[Data listing]
— Begin —

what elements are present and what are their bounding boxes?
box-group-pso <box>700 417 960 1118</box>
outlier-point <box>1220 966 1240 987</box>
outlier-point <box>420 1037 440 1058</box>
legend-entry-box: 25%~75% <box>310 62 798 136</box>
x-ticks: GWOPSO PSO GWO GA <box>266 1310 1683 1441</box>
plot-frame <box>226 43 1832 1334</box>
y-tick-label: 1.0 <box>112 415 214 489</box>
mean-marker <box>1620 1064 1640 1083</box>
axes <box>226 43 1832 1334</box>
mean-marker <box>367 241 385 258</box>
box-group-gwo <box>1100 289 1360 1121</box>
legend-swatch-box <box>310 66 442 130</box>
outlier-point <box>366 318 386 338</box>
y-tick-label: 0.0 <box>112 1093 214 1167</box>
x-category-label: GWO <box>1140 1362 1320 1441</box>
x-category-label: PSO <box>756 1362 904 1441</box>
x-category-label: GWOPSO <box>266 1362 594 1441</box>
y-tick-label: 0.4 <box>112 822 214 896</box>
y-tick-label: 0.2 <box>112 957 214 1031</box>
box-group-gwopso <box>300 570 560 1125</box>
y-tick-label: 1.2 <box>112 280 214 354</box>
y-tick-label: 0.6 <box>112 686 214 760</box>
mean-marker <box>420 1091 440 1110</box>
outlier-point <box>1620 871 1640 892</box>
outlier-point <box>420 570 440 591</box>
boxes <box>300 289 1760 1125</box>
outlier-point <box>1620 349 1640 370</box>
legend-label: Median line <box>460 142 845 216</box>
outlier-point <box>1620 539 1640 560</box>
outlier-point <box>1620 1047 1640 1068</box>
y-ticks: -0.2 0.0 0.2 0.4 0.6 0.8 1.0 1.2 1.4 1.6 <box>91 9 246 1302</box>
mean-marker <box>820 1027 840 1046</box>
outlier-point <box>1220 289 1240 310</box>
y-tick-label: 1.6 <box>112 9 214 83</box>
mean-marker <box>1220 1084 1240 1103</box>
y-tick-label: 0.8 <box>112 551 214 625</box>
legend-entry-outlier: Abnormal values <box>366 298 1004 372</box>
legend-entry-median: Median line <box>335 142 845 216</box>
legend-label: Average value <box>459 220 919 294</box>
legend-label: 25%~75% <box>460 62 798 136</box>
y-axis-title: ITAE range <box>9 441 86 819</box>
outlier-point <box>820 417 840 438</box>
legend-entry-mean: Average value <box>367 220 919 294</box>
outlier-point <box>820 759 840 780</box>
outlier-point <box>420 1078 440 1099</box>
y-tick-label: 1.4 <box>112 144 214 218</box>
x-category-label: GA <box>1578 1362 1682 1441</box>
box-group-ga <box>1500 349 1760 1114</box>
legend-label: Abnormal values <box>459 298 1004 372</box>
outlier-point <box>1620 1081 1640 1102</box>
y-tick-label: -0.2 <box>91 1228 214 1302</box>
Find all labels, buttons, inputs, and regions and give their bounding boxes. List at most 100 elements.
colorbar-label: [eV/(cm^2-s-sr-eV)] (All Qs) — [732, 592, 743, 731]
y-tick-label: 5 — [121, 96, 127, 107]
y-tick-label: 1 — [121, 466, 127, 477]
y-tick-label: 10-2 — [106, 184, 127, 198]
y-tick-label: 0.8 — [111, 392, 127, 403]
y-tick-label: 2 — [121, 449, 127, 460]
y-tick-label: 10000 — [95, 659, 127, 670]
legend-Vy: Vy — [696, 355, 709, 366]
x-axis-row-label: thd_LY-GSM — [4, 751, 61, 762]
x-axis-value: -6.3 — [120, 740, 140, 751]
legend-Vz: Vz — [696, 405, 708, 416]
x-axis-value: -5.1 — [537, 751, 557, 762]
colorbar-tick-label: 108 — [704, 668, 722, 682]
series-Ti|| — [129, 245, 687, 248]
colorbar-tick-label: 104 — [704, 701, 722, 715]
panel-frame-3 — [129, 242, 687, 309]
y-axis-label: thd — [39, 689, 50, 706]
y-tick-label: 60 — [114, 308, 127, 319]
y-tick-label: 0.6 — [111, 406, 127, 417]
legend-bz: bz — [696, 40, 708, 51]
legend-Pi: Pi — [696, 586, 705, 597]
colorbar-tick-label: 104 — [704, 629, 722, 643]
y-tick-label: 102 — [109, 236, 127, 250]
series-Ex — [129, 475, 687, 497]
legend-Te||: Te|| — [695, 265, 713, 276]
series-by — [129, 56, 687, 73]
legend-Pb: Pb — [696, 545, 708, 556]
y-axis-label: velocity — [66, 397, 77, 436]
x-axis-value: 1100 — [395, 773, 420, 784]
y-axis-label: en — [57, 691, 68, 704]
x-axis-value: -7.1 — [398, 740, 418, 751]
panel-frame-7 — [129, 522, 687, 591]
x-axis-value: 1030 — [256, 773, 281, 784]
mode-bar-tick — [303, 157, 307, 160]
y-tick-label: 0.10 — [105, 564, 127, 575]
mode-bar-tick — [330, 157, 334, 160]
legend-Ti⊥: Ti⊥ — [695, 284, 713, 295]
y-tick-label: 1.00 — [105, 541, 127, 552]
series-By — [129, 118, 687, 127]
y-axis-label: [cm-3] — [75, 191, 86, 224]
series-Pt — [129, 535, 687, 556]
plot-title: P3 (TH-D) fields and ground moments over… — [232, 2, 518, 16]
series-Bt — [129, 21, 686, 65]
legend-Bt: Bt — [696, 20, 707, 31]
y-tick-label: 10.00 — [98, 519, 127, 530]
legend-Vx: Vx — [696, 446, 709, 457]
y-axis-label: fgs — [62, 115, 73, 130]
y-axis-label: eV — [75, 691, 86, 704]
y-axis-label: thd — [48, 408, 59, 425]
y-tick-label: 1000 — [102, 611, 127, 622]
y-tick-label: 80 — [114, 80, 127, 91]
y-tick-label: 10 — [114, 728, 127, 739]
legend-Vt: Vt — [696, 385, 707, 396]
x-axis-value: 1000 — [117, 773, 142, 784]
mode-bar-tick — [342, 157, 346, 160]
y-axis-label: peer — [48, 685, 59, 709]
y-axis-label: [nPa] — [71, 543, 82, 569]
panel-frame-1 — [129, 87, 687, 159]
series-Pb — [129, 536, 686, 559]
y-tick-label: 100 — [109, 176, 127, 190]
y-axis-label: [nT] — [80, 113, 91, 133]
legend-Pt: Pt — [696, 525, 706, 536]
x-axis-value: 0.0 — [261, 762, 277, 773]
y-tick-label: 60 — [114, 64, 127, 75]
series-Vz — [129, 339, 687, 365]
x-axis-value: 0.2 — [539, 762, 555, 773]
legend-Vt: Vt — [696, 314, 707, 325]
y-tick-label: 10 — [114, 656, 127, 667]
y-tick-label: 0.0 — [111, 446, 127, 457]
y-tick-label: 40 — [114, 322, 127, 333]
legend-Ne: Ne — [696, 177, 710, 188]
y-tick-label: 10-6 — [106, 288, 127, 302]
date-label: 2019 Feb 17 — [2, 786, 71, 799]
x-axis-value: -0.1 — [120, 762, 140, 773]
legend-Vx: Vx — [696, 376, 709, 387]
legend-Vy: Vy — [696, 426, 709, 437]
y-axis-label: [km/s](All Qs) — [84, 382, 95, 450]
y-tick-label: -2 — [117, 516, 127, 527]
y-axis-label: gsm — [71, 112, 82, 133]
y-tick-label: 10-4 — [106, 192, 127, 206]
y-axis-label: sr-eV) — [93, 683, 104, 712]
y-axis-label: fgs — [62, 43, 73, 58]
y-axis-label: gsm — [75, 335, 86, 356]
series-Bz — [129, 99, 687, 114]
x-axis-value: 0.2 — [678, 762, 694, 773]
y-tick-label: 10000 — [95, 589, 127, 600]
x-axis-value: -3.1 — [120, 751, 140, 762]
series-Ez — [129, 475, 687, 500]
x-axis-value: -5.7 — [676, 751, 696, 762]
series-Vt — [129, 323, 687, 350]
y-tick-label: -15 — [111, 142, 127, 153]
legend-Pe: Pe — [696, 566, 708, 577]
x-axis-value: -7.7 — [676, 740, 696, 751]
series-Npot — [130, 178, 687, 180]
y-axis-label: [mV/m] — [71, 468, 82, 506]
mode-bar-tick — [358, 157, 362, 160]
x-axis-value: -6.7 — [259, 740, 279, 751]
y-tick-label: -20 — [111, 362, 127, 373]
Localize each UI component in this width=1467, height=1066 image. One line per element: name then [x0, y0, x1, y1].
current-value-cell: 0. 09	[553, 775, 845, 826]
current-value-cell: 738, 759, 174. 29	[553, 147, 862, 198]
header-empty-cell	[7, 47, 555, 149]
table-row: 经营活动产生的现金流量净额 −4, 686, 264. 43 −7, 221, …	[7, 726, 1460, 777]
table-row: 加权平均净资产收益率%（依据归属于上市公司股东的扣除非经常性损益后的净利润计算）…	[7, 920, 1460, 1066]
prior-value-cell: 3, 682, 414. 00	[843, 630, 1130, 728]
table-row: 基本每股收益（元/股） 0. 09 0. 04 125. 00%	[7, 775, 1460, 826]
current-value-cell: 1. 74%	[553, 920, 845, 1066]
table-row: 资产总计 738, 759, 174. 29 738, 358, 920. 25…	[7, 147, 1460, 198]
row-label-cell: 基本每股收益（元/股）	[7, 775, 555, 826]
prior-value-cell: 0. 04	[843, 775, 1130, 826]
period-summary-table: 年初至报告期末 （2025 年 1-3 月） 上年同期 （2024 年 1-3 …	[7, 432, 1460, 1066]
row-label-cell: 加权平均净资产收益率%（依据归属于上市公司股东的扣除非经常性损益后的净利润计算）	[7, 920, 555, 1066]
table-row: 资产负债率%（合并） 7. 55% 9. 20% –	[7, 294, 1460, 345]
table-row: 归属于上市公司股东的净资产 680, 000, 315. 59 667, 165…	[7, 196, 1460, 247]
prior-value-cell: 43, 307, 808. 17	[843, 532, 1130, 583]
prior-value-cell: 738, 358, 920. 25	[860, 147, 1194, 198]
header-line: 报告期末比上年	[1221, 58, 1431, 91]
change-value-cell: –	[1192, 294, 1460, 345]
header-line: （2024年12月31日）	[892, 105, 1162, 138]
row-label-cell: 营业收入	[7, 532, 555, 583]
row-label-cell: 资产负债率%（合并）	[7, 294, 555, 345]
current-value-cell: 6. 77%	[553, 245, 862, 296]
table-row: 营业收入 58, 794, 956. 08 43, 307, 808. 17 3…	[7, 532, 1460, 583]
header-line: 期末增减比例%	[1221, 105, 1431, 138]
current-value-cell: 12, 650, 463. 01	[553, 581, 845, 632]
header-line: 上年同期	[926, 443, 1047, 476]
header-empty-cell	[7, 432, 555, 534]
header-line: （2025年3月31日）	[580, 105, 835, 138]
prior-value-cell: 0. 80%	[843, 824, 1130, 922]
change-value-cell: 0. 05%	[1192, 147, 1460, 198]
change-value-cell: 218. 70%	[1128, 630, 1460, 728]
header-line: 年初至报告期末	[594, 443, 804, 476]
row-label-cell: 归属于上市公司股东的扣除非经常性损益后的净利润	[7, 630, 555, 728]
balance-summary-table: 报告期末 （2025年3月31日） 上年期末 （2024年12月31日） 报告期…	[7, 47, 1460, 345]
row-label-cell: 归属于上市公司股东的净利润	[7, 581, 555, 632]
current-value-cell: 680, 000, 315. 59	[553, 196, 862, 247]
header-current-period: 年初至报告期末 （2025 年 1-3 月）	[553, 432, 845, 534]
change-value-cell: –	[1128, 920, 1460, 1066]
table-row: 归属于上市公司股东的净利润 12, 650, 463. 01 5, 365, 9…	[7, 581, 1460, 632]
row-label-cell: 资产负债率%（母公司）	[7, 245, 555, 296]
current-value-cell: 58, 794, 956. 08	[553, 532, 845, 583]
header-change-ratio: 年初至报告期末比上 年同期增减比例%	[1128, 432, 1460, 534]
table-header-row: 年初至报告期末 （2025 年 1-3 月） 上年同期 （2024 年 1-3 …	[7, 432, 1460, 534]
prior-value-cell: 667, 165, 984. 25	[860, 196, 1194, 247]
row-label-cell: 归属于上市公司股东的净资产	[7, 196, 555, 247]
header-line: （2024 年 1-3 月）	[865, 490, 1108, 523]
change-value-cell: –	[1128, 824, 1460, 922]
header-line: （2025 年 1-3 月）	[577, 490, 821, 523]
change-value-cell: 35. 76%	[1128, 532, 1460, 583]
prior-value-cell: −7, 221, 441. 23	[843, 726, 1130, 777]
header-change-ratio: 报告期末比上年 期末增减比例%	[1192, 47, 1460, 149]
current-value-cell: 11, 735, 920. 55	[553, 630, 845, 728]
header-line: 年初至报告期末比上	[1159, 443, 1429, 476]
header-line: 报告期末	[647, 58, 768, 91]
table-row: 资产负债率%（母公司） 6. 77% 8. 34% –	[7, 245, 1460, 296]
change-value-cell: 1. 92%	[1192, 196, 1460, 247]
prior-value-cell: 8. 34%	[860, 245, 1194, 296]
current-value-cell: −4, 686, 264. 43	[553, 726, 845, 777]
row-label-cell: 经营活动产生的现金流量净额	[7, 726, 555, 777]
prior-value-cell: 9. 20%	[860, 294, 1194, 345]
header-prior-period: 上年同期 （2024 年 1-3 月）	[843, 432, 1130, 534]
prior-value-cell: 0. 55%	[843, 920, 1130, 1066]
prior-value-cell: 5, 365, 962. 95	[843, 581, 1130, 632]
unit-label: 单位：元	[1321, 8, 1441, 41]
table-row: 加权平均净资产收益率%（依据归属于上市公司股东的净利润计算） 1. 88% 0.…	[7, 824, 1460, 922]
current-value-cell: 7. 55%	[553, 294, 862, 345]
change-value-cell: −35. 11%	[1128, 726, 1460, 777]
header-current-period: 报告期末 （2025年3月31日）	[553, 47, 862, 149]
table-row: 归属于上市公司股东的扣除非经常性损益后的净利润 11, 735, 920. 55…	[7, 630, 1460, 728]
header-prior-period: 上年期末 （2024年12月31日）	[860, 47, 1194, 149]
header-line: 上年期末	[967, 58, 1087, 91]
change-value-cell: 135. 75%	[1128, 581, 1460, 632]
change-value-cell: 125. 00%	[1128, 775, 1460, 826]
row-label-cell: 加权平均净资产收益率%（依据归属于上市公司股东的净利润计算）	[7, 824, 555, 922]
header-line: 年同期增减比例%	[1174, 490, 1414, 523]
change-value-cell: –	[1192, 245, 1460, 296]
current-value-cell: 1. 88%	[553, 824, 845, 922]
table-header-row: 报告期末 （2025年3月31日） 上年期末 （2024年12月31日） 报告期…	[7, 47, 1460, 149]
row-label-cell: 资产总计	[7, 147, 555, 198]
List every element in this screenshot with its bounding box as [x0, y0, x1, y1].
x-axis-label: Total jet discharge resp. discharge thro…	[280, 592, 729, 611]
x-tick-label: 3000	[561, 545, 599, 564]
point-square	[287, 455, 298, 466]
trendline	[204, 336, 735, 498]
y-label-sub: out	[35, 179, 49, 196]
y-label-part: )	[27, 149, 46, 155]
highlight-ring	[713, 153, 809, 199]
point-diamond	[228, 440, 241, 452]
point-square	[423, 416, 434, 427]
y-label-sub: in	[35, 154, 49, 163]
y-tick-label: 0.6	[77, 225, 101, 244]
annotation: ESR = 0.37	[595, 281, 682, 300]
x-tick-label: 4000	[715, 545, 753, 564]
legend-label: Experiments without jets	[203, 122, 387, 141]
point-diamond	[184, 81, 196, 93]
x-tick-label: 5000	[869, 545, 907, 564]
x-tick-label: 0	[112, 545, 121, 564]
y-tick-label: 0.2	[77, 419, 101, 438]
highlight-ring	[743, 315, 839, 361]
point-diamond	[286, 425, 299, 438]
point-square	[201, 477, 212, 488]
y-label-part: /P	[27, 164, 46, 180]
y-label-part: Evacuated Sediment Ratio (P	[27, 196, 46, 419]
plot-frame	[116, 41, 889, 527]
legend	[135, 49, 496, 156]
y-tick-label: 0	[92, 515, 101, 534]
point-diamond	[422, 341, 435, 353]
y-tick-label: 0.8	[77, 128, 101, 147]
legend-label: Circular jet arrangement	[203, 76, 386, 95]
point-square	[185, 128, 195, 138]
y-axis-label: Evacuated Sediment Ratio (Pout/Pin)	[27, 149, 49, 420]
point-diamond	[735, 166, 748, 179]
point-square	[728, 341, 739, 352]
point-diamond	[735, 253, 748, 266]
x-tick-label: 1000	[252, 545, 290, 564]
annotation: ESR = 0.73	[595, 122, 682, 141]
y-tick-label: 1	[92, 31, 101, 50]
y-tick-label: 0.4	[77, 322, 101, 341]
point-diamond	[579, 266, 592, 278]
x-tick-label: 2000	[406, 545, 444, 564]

— End —

■ Exercise description:
Swap "outlier-point" for "outlier-dot" in the part of the material that runs from its start through the line containing "mean-marker <box>1620 1064 1640 1083</box>", both ends included. Give back only those lines, with everything else unchanged.

■ Right answer:
what elements are present and what are their bounding boxes?
box-group-pso <box>700 417 960 1118</box>
outlier-dot <box>1220 966 1240 987</box>
outlier-dot <box>420 1037 440 1058</box>
legend-entry-box: 25%~75% <box>310 62 798 136</box>
x-ticks: GWOPSO PSO GWO GA <box>266 1310 1683 1441</box>
plot-frame <box>226 43 1832 1334</box>
y-tick-label: 1.0 <box>112 415 214 489</box>
mean-marker <box>1620 1064 1640 1083</box>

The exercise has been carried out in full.